◆ **GOAL OF THE EXERCISE**
Wherever a line holds the string "Skala", copy that line.

# # #

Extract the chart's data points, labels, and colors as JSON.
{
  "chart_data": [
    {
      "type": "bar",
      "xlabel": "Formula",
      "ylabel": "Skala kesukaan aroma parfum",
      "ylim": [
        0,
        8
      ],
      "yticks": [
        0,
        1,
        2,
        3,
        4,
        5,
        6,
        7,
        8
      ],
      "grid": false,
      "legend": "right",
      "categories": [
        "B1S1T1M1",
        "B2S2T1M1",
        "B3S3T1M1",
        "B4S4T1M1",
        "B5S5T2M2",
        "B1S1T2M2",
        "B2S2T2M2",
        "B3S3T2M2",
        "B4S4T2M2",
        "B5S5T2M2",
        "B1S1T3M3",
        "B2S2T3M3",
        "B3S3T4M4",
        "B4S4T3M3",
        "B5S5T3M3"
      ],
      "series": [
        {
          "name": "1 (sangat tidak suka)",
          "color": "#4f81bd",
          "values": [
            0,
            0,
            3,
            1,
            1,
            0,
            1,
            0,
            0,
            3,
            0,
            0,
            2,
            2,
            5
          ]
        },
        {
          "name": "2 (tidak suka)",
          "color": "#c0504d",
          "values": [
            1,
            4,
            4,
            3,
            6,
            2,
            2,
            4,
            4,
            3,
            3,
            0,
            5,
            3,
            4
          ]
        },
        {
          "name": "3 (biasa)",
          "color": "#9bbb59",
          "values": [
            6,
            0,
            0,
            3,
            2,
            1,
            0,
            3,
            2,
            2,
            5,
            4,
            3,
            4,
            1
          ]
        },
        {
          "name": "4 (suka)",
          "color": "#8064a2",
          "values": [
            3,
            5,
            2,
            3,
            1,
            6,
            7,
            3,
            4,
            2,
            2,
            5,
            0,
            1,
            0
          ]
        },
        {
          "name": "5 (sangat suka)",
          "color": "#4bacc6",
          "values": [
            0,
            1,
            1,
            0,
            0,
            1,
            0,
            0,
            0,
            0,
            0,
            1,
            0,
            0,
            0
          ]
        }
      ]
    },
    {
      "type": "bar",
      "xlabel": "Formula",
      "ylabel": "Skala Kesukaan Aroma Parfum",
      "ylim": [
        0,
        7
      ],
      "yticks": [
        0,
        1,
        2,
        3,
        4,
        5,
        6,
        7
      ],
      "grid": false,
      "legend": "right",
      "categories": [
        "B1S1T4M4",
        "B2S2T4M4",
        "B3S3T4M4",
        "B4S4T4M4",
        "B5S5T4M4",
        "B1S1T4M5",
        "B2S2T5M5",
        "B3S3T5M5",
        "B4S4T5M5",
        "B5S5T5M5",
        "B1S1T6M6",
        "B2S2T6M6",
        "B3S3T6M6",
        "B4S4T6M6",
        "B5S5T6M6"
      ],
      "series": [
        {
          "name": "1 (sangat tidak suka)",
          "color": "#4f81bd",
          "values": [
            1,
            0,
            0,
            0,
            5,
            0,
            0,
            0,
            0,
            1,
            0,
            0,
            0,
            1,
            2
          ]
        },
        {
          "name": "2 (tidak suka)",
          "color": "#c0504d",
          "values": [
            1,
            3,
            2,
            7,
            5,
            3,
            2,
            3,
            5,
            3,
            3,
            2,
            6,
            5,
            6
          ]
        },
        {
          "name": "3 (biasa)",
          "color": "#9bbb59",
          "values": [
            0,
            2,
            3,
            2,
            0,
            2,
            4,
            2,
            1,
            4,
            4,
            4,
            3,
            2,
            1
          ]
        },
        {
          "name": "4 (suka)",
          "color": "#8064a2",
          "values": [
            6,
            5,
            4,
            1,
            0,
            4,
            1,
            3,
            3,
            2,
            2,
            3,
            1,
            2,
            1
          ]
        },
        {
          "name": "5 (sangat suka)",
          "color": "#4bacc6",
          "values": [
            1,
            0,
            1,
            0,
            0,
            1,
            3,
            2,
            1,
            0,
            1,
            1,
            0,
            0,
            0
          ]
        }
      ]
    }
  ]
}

# # #

◆ **ANSWER FOR THIS EXERCISE**
      "ylabel": "Skala kesukaan aroma parfum",
      "ylabel": "Skala Kesukaan Aroma Parfum",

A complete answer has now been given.